** start LISTED RECORDS **

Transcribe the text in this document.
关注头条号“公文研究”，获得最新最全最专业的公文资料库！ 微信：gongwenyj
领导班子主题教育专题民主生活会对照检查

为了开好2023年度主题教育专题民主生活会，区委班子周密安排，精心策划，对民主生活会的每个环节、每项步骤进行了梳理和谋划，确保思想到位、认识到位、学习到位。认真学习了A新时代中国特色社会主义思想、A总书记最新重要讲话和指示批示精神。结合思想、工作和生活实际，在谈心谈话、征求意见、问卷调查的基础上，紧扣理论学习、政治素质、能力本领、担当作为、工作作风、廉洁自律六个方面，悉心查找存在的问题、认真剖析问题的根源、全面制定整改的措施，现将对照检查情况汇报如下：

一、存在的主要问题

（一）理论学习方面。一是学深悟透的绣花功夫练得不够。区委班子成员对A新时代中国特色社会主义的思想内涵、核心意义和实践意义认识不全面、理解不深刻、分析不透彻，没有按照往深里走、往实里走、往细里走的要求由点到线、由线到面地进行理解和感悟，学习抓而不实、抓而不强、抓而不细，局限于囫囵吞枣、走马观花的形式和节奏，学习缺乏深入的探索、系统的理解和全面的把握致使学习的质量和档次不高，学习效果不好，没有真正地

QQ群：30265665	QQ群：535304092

** end LISTED RECORDS **
** start LISTED RECORDS **

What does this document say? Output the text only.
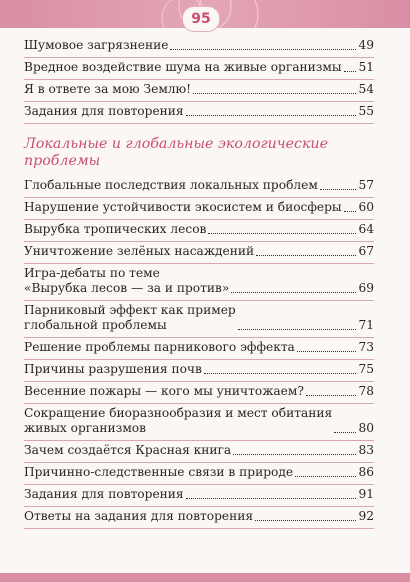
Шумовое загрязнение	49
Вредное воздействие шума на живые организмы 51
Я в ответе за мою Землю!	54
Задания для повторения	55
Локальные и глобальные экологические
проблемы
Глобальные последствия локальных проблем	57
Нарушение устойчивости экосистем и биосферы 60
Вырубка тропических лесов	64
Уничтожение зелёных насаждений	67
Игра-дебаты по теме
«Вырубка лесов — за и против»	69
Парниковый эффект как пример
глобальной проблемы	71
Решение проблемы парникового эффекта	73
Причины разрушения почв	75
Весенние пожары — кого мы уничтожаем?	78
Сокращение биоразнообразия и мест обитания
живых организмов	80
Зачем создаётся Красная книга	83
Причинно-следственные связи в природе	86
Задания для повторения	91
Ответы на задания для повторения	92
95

** end LISTED RECORDS **

**PROBLEM TO SOLVE:** Determine how many lines include the string "Вырубка". Give no answer but the number.

**RESULT OF THE EXERCISE:** 2